Brief: Select the lines that contain "this" and copy each of them.

-- begin Supplied records --

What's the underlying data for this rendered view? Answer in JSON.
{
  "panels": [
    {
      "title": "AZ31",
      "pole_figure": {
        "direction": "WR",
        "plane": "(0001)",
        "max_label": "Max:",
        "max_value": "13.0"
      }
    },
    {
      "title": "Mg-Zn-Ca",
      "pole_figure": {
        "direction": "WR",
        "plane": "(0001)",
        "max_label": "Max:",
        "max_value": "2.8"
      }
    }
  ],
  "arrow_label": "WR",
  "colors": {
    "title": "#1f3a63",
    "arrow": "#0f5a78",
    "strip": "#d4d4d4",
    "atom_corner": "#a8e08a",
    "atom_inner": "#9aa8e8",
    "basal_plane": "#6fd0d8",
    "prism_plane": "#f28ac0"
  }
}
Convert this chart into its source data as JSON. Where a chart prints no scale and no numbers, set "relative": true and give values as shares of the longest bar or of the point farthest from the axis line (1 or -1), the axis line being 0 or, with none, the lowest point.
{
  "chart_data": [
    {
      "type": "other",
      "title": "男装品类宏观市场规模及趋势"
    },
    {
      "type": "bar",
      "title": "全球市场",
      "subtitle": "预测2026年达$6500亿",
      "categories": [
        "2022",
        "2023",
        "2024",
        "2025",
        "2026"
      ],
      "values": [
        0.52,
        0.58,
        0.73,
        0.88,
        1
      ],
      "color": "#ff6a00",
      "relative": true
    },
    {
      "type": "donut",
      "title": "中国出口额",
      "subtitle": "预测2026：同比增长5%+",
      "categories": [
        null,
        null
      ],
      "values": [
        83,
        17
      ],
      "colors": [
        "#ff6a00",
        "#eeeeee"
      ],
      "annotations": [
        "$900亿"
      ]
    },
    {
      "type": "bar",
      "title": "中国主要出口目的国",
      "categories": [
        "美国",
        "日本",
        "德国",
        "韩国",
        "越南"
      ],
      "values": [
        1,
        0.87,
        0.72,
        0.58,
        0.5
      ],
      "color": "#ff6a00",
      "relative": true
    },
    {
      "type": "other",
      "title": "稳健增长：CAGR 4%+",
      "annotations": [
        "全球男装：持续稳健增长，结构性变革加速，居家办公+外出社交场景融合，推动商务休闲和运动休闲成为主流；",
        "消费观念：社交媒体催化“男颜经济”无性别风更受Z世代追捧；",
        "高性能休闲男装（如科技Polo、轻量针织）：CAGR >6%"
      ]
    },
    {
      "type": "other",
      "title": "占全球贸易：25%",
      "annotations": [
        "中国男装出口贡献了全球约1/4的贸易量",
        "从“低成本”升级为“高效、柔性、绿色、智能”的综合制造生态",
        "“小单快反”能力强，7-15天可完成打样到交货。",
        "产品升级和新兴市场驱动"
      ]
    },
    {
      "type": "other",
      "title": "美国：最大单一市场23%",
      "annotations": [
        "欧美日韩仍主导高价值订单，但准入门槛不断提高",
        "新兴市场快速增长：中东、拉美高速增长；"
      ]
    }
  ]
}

-- end Supplied records --

Exercise output:
What's the underlying data for this rendered view? Answer in JSON.
Convert this chart into its source data as JSON. Where a chart prints no scale and no numbers, set "relative": true and give values as shares of the longest bar or of the point farthest from the axis line (1 or -1), the axis line being 0 or, with none, the lowest point.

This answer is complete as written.